PROBLEM STATEMENT - In the entries below, find every line with "into" and copy it.

RECORDS SUPPLIED -
________________________________________
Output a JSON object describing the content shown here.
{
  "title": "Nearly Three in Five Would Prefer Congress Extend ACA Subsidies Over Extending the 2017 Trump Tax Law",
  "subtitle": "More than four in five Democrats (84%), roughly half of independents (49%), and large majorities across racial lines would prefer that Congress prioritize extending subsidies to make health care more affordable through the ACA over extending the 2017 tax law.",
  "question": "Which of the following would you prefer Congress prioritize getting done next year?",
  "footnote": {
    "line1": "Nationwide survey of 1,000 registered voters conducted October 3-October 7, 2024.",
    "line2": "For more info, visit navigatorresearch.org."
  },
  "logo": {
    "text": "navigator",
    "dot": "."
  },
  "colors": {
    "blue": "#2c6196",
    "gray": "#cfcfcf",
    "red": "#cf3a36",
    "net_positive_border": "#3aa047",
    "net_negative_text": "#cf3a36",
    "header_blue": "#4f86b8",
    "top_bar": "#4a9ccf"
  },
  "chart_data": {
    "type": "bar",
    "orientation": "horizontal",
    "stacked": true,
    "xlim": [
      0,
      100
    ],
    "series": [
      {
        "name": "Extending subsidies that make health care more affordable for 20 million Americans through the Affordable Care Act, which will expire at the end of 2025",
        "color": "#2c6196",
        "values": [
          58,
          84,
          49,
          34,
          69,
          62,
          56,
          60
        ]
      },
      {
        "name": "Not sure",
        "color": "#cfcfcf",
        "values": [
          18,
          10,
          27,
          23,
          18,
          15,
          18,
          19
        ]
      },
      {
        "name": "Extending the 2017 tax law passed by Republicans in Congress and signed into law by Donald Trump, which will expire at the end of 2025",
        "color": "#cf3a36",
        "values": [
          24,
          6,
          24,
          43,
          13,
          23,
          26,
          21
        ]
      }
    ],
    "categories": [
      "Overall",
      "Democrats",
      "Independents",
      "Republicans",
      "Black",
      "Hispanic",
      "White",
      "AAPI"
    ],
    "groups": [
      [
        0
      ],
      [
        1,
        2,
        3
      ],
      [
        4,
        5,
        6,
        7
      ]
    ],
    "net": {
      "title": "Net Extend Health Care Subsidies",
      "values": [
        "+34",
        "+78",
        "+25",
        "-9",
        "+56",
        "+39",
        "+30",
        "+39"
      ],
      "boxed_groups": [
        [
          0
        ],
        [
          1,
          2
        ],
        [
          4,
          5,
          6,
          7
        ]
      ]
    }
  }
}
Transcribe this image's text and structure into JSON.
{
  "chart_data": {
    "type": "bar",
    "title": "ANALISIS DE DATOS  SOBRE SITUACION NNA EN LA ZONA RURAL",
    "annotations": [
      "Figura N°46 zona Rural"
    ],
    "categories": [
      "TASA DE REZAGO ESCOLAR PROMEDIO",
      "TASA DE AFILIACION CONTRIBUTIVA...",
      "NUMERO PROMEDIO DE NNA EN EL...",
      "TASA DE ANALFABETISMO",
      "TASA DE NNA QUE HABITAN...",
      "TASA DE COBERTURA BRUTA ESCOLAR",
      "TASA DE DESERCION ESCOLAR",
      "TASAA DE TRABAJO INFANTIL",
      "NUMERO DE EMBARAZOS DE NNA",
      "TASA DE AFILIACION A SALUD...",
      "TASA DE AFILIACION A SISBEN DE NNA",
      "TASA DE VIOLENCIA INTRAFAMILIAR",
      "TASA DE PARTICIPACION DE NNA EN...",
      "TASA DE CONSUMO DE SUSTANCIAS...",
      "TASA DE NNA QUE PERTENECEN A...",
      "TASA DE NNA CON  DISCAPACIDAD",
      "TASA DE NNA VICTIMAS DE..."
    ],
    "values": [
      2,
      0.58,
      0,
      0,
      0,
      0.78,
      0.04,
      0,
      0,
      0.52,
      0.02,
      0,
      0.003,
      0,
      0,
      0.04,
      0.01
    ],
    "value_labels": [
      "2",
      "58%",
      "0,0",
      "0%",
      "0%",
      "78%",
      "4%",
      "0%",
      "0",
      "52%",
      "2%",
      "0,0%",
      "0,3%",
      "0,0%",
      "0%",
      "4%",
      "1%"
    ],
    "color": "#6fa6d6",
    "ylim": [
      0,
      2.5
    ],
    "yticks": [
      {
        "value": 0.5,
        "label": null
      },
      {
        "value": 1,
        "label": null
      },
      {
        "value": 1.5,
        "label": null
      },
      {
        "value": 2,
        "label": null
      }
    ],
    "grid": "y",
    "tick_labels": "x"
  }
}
________________________________________
ANSWER -
        "name": "Extending the 2017 tax law passed by Republicans in Congress and signed into law by Donald Trump, which will expire at the end of 2025",
Transcribe this image's text and structure into JSON.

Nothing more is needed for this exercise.